- TASK BRIEF
Repeat the records word for word, excluding any picture.

# PROVIDED ENTRIES start

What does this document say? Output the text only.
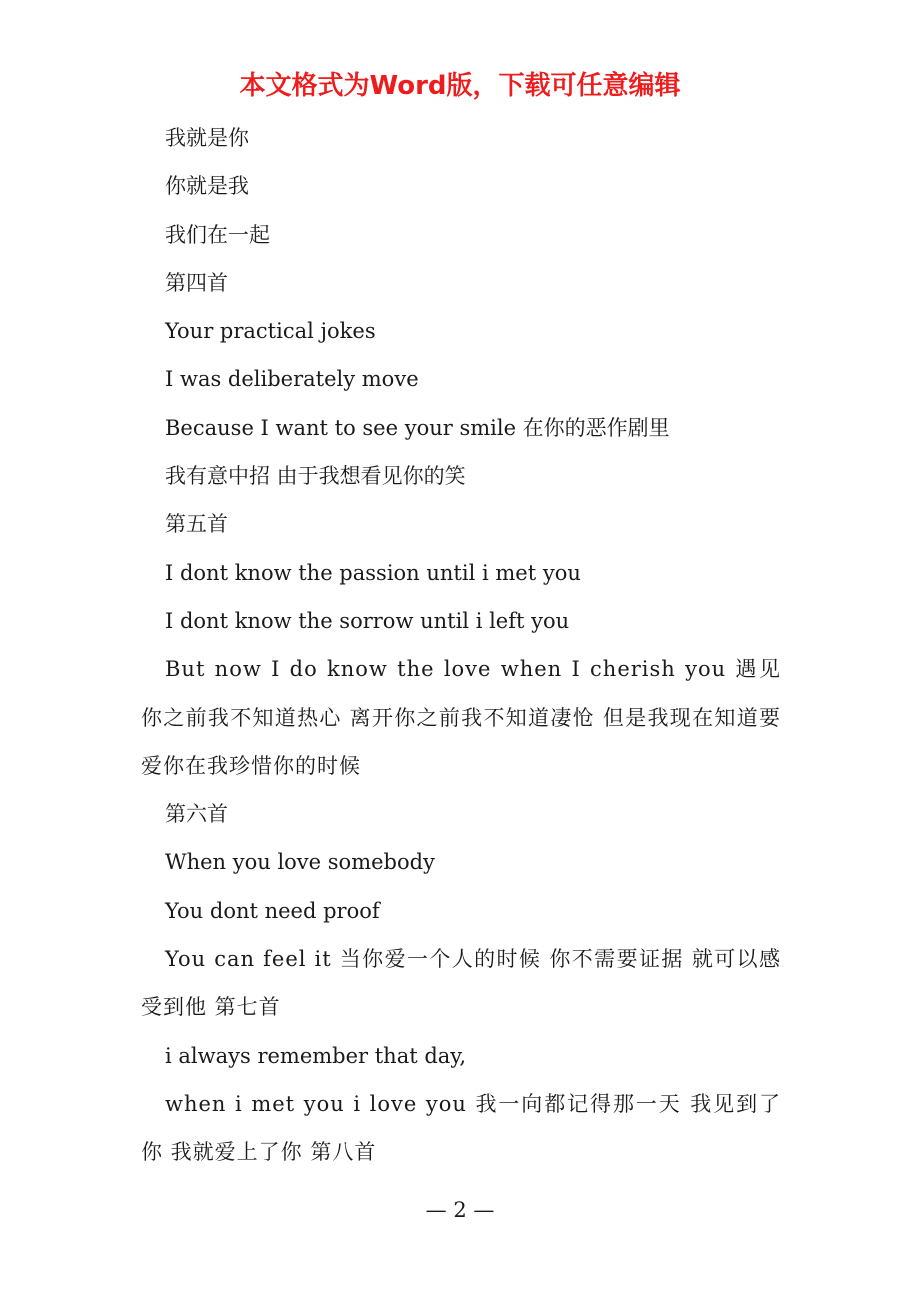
本文格式为Word版，下载可任意编辑

我就是你

你就是我

我们在一起

第四首

Your practical jokes

I was deliberately move

Because I want to see your smile 在你的恶作剧里

我有意中招 由于我想看见你的笑

第五首

I dont know the passion until i met you

I dont know the sorrow until i left you

But now I do know the love when I cherish you 遇见你之前我不知道热心 离开你之前我不知道凄怆 但是我现在知道要爱你在我珍惜你的时候

第六首

When you love somebody

You dont need proof

You can feel it 当你爱一个人的时候 你不需要证据 就可以感受到他 第七首

i always remember that day,

when i met you i love you 我一向都记得那一天 我见到了你 我就爱上了你 第八首

— 2 —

# PROVIDED ENTRIES end

- EXPECTED OUTPUT
What does this document say? Output the text only.
本文格式为Word版，下载可任意编辑

我就是你

你就是我

我们在一起

第四首

Your practical jokes

I was deliberately move

Because I want to see your smile 在你的恶作剧里

我有意中招 由于我想看见你的笑

第五首

I dont know the passion until i met you

I dont know the sorrow until i left you

But now I do know the love when I cherish you 遇见你之前我不知道热心 离开你之前我不知道凄怆 但是我现在知道要爱你在我珍惜你的时候

第六首

When you love somebody

You dont need proof

You can feel it 当你爱一个人的时候 你不需要证据 就可以感受到他 第七首

i always remember that day,

when i met you i love you 我一向都记得那一天 我见到了你 我就爱上了你 第八首

— 2 —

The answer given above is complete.